### Exercise objective
Collect each line containing "Hôpitaux".

### Dataset records
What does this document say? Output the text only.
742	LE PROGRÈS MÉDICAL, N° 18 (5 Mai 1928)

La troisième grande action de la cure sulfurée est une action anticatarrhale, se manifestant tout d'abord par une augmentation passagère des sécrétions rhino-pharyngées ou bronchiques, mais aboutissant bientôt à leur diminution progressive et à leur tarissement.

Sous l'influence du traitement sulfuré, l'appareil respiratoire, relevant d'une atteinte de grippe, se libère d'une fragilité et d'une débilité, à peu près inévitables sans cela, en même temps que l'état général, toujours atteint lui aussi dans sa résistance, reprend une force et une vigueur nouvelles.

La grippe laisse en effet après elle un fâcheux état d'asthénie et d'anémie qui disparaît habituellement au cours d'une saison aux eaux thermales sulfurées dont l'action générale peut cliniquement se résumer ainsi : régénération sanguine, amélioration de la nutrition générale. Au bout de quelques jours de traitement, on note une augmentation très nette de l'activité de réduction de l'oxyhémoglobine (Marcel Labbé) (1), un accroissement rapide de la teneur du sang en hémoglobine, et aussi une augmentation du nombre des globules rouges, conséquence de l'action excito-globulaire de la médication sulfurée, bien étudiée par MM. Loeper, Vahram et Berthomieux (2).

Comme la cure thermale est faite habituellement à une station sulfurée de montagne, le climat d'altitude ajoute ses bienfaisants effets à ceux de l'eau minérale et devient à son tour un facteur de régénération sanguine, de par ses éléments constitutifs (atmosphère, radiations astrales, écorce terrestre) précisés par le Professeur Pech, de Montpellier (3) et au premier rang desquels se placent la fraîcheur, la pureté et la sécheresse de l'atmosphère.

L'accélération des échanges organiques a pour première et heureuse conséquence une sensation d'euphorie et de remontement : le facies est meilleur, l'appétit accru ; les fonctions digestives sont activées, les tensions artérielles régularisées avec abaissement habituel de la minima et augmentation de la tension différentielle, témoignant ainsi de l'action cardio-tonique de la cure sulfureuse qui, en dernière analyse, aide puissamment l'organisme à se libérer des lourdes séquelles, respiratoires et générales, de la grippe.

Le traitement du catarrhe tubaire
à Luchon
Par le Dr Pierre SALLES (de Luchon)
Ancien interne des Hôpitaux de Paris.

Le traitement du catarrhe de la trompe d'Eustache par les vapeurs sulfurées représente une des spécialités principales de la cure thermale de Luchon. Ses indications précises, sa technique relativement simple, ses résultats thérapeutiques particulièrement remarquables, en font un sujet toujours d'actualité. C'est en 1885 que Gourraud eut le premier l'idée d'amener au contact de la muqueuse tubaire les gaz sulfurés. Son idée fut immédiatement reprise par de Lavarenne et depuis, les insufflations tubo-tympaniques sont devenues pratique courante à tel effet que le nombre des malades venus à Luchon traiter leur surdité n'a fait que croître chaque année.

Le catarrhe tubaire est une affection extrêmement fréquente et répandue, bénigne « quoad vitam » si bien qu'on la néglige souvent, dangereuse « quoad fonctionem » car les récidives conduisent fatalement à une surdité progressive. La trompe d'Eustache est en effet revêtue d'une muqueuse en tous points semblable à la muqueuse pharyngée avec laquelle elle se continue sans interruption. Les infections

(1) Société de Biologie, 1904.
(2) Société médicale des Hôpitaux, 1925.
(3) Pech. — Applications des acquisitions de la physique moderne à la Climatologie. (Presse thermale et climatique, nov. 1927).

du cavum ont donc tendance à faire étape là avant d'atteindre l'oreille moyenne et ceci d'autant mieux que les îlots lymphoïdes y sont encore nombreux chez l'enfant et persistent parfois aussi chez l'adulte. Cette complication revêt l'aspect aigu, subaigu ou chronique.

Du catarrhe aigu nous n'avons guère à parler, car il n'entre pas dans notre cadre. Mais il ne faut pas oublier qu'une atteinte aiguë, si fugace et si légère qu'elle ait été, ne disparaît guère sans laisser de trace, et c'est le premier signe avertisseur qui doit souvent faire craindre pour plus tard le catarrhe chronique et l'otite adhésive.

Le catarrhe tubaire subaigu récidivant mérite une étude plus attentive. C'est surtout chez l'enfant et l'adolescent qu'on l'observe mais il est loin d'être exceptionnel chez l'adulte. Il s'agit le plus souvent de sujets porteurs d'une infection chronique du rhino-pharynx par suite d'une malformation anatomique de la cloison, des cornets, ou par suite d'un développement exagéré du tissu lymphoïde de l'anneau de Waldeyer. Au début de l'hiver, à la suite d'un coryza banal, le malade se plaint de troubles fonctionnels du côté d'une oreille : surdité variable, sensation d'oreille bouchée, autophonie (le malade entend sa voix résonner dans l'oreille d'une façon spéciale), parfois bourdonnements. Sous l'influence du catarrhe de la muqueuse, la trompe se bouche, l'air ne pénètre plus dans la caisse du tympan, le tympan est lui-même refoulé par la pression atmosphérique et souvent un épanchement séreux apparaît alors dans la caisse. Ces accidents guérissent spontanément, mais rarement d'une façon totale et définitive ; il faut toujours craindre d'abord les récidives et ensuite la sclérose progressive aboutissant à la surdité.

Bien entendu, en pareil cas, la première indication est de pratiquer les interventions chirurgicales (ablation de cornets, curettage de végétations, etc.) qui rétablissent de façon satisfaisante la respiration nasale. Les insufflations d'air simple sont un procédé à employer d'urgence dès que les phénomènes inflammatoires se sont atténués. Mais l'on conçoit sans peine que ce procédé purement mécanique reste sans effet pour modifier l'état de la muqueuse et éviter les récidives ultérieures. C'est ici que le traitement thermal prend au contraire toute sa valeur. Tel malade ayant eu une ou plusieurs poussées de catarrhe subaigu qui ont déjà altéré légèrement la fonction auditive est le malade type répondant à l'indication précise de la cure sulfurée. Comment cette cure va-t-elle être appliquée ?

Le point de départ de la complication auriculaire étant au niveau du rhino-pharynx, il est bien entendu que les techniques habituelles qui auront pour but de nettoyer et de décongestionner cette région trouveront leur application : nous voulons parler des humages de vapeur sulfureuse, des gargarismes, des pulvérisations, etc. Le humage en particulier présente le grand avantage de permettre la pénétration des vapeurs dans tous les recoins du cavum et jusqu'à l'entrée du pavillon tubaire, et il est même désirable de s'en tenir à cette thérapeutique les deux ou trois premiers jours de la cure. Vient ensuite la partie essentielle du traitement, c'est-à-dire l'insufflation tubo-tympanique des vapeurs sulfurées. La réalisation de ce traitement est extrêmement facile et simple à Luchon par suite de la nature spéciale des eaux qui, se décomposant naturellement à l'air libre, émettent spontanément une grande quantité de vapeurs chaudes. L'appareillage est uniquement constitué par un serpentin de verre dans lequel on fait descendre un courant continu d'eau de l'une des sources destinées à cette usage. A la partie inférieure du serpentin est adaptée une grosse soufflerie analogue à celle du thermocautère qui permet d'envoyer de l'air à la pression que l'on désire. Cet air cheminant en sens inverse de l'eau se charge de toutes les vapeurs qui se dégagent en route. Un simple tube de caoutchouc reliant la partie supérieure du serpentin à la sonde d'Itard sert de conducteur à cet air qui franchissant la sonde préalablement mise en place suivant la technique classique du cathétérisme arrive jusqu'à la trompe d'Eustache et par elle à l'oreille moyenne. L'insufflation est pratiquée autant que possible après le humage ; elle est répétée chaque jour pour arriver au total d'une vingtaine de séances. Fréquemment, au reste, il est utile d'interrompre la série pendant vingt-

### Response for this exercise
Ancien interne des Hôpitaux de Paris.
(2) Société médicale des Hôpitaux, 1925.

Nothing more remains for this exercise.